Each entry must be given again exactly; images do not belong in the copy.
········
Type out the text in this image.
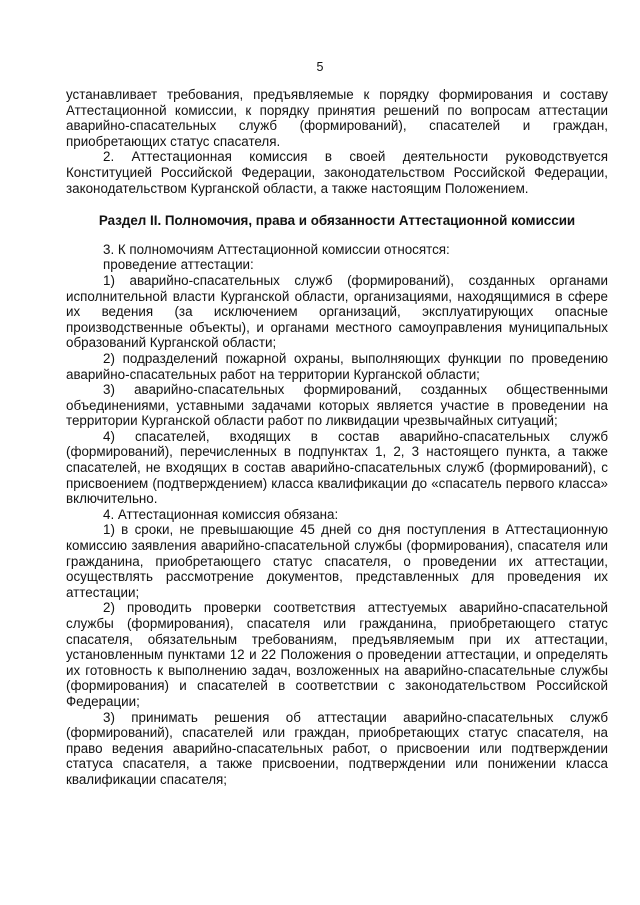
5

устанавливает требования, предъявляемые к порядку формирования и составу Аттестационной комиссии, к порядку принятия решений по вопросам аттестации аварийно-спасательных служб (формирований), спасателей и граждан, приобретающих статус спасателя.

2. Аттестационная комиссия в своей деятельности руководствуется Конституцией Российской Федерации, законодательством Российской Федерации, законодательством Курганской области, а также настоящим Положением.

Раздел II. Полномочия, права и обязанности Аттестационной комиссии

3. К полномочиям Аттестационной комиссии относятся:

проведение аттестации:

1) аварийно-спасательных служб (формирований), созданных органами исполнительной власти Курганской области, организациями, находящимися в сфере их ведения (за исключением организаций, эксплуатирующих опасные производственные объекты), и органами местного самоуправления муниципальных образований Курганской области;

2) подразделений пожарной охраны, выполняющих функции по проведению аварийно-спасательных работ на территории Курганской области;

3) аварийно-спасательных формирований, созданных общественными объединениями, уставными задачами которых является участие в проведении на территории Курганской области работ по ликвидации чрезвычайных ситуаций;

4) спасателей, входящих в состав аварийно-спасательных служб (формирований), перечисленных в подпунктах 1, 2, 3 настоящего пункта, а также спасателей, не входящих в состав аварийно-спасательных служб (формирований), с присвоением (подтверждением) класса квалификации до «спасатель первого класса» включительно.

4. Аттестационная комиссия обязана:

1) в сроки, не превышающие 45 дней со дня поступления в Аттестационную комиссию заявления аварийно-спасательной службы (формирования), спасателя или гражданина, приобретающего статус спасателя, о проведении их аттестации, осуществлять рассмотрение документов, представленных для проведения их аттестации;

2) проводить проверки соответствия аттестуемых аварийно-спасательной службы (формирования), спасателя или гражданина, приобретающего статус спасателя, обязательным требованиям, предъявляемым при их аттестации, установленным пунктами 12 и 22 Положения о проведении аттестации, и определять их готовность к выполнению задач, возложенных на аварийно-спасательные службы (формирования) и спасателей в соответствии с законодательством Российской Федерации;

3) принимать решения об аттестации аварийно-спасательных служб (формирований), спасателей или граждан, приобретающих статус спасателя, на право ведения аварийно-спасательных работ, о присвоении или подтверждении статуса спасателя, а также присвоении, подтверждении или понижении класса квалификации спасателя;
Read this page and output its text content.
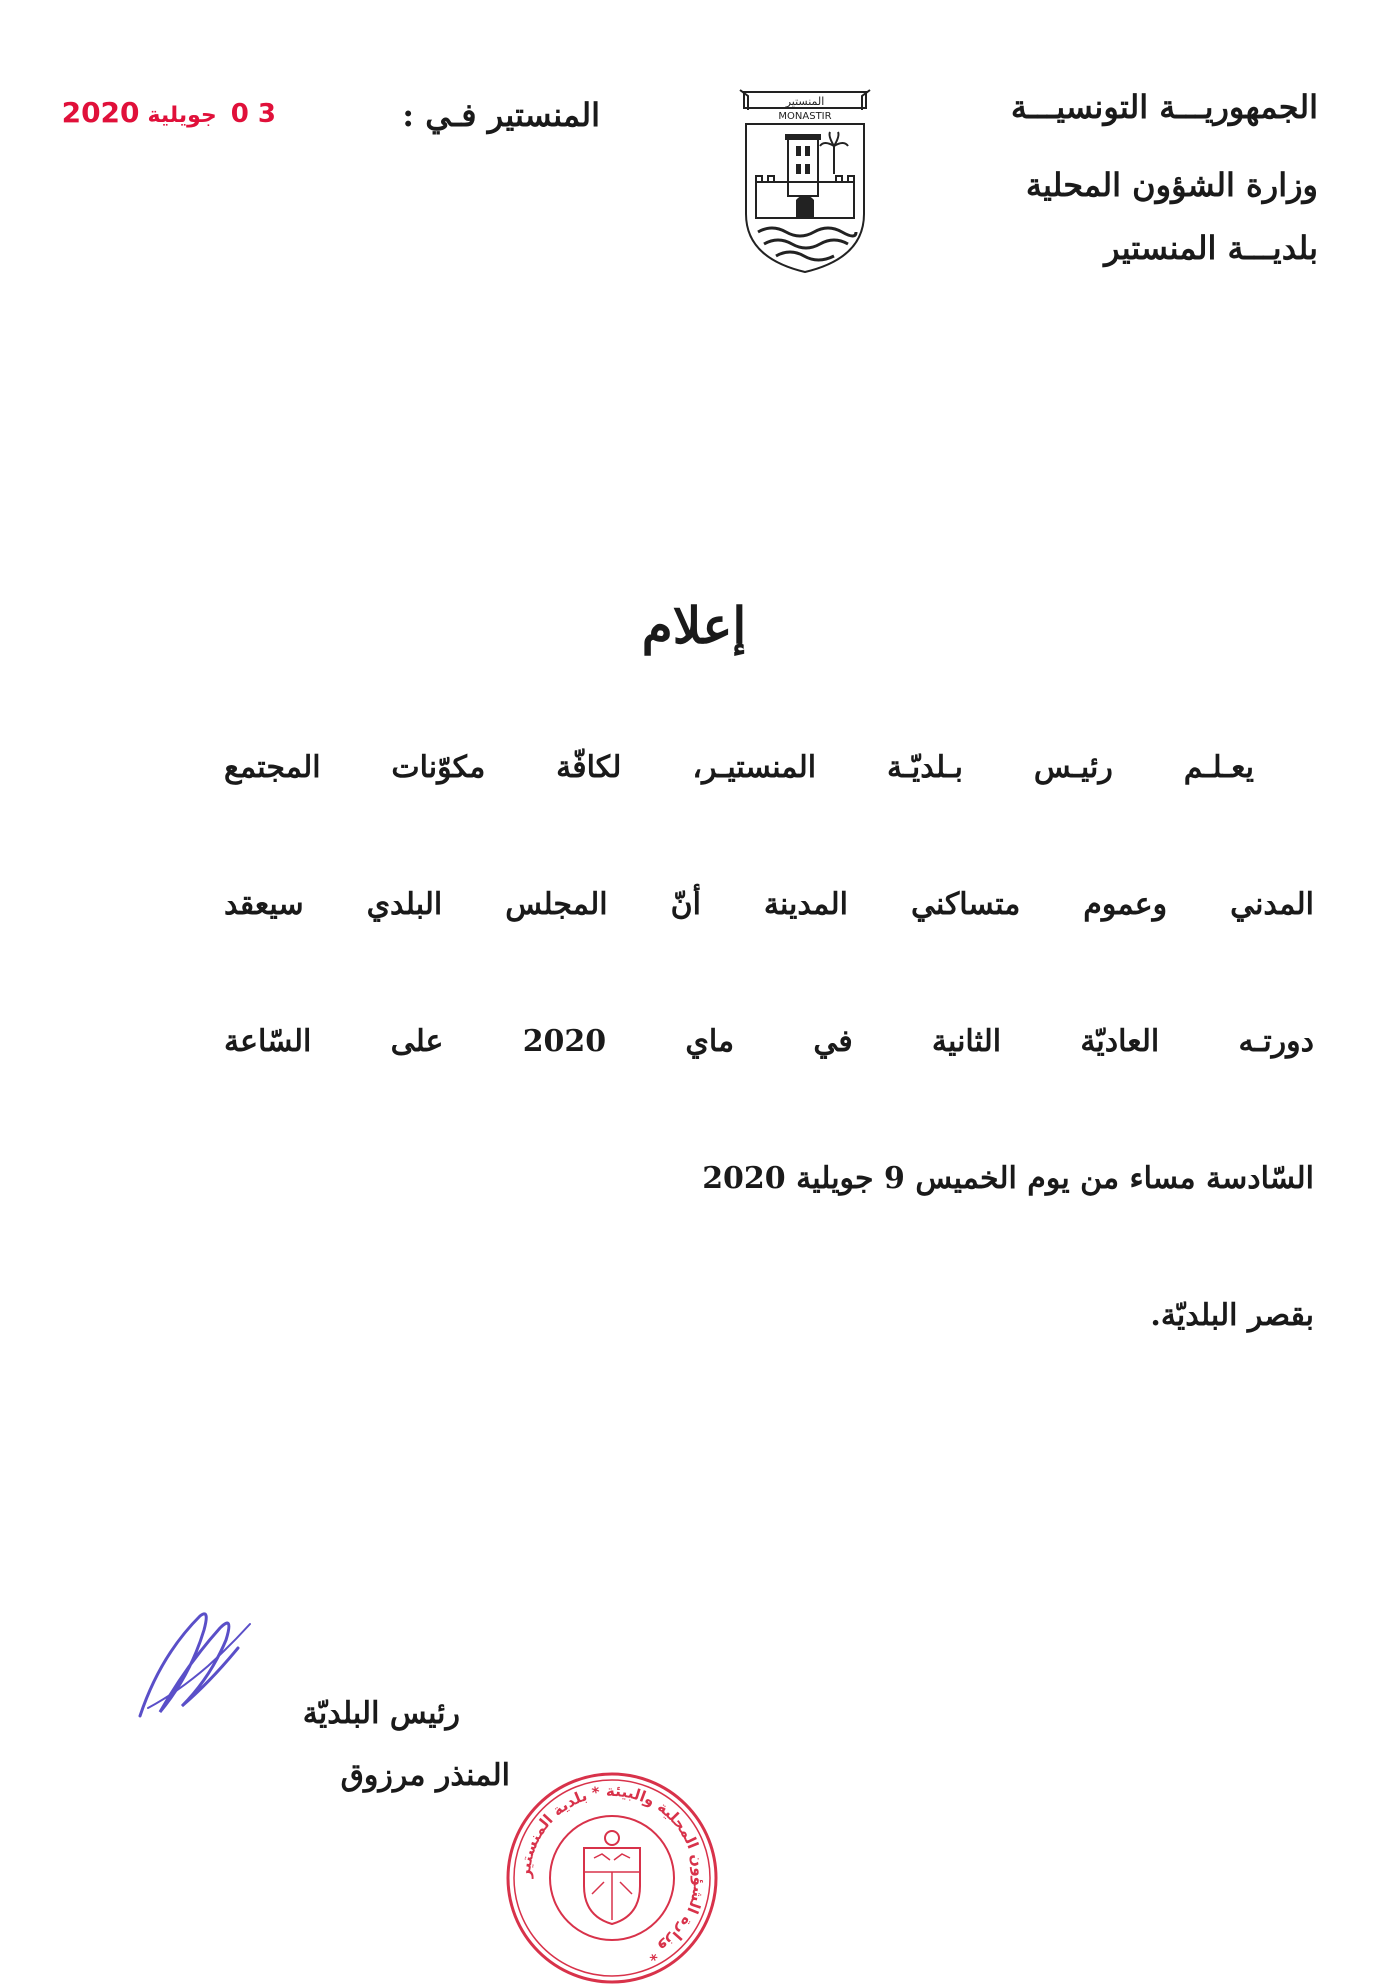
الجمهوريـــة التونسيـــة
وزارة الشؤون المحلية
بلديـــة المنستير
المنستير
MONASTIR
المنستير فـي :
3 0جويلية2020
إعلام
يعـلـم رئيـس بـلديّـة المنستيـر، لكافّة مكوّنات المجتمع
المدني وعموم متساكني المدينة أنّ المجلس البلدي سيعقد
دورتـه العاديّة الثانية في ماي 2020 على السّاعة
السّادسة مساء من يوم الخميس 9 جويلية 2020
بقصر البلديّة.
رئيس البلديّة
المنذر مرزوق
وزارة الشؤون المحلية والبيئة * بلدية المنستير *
········
> **RESULT FOR THIS TASK**
Type out the text in this image.
5

устанавливает требования, предъявляемые к порядку формирования и составу Аттестационной комиссии, к порядку принятия решений по вопросам аттестации аварийно-спасательных служб (формирований), спасателей и граждан, приобретающих статус спасателя.

2. Аттестационная комиссия в своей деятельности руководствуется Конституцией Российской Федерации, законодательством Российской Федерации, законодательством Курганской области, а также настоящим Положением.

Раздел II. Полномочия, права и обязанности Аттестационной комиссии

3. К полномочиям Аттестационной комиссии относятся:

проведение аттестации:

1) аварийно-спасательных служб (формирований), созданных органами исполнительной власти Курганской области, организациями, находящимися в сфере их ведения (за исключением организаций, эксплуатирующих опасные производственные объекты), и органами местного самоуправления муниципальных образований Курганской области;

2) подразделений пожарной охраны, выполняющих функции по проведению аварийно-спасательных работ на территории Курганской области;

3) аварийно-спасательных формирований, созданных общественными объединениями, уставными задачами которых является участие в проведении на территории Курганской области работ по ликвидации чрезвычайных ситуаций;

4) спасателей, входящих в состав аварийно-спасательных служб (формирований), перечисленных в подпунктах 1, 2, 3 настоящего пункта, а также спасателей, не входящих в состав аварийно-спасательных служб (формирований), с присвоением (подтверждением) класса квалификации до «спасатель первого класса» включительно.

4. Аттестационная комиссия обязана:

1) в сроки, не превышающие 45 дней со дня поступления в Аттестационную комиссию заявления аварийно-спасательной службы (формирования), спасателя или гражданина, приобретающего статус спасателя, о проведении их аттестации, осуществлять рассмотрение документов, представленных для проведения их аттестации;

2) проводить проверки соответствия аттестуемых аварийно-спасательной службы (формирования), спасателя или гражданина, приобретающего статус спасателя, обязательным требованиям, предъявляемым при их аттестации, установленным пунктами 12 и 22 Положения о проведении аттестации, и определять их готовность к выполнению задач, возложенных на аварийно-спасательные службы (формирования) и спасателей в соответствии с законодательством Российской Федерации;

3) принимать решения об аттестации аварийно-спасательных служб (формирований), спасателей или граждан, приобретающих статус спасателя, на право ведения аварийно-спасательных работ, о присвоении или подтверждении статуса спасателя, а также присвоении, подтверждении или понижении класса квалификации спасателя;
Read this page and output its text content.
الجمهوريـــة التونسيـــة
وزارة الشؤون المحلية
بلديـــة المنستير
المنستير
MONASTIR
المنستير فـي :
3 0جويلية2020
إعلام
يعـلـم رئيـس بـلديّـة المنستيـر، لكافّة مكوّنات المجتمع
المدني وعموم متساكني المدينة أنّ المجلس البلدي سيعقد
دورتـه العاديّة الثانية في ماي 2020 على السّاعة
السّادسة مساء من يوم الخميس 9 جويلية 2020
بقصر البلديّة.
رئيس البلديّة
المنذر مرزوق
وزارة الشؤون المحلية والبيئة * بلدية المنستير *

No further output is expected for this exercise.